**TASK GOAL:**
Extract the complete data exactly as given.

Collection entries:
- - - - - - -

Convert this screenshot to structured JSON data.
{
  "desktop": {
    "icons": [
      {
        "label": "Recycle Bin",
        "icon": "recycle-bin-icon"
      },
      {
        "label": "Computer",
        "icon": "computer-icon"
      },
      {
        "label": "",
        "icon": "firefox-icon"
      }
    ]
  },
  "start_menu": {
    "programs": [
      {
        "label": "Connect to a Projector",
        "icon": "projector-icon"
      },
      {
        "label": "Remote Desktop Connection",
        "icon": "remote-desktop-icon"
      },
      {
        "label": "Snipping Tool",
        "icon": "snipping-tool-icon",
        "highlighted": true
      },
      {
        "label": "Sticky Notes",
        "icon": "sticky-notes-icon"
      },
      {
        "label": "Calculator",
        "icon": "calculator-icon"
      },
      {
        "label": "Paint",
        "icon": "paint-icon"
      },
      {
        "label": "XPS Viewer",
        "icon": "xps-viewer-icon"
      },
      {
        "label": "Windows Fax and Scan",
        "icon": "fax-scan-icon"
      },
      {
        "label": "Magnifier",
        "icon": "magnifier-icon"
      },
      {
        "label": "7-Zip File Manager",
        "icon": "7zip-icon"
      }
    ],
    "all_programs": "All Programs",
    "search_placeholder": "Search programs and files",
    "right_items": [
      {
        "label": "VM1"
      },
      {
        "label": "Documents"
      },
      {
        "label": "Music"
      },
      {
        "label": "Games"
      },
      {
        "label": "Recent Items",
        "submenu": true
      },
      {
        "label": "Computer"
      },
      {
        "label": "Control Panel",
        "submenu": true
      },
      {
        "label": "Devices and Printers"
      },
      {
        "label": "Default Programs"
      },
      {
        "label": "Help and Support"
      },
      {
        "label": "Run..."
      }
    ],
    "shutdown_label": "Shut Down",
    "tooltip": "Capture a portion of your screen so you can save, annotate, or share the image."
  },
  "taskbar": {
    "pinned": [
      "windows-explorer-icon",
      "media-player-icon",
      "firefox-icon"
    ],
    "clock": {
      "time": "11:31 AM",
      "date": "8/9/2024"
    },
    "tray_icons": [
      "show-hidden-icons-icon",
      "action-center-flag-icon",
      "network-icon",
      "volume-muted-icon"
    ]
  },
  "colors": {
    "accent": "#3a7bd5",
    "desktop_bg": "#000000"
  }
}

- - - - - - -

**WORKED ANSWER:**
Convert this screenshot to structured JSON data.
{
  "desktop": {
    "icons": [
      {
        "label": "Recycle Bin",
        "icon": "recycle-bin-icon"
      },
      {
        "label": "Computer",
        "icon": "computer-icon"
      },
      {
        "label": "",
        "icon": "firefox-icon"
      }
    ]
  },
  "start_menu": {
    "programs": [
      {
        "label": "Connect to a Projector",
        "icon": "projector-icon"
      },
      {
        "label": "Remote Desktop Connection",
        "icon": "remote-desktop-icon"
      },
      {
        "label": "Snipping Tool",
        "icon": "snipping-tool-icon",
        "highlighted": true
      },
      {
        "label": "Sticky Notes",
        "icon": "sticky-notes-icon"
      },
      {
        "label": "Calculator",
        "icon": "calculator-icon"
      },
      {
        "label": "Paint",
        "icon": "paint-icon"
      },
      {
        "label": "XPS Viewer",
        "icon": "xps-viewer-icon"
      },
      {
        "label": "Windows Fax and Scan",
        "icon": "fax-scan-icon"
      },
      {
        "label": "Magnifier",
        "icon": "magnifier-icon"
      },
      {
        "label": "7-Zip File Manager",
        "icon": "7zip-icon"
      }
    ],
    "all_programs": "All Programs",
    "search_placeholder": "Search programs and files",
    "right_items": [
      {
        "label": "VM1"
      },
      {
        "label": "Documents"
      },
      {
        "label": "Music"
      },
      {
        "label": "Games"
      },
      {
        "label": "Recent Items",
        "submenu": true
      },
      {
        "label": "Computer"
      },
      {
        "label": "Control Panel",
        "submenu": true
      },
      {
        "label": "Devices and Printers"
      },
      {
        "label": "Default Programs"
      },
      {
        "label": "Help and Support"
      },
      {
        "label": "Run..."
      }
    ],
    "shutdown_label": "Shut Down",
    "tooltip": "Capture a portion of your screen so you can save, annotate, or share the image."
  },
  "taskbar": {
    "pinned": [
      "windows-explorer-icon",
      "media-player-icon",
      "firefox-icon"
    ],
    "clock": {
      "time": "11:31 AM",
      "date": "8/9/2024"
    },
    "tray_icons": [
      "show-hidden-icons-icon",
      "action-center-flag-icon",
      "network-icon",
      "volume-muted-icon"
    ]
  },
  "colors": {
    "accent": "#3a7bd5",
    "desktop_bg": "#000000"
  }
}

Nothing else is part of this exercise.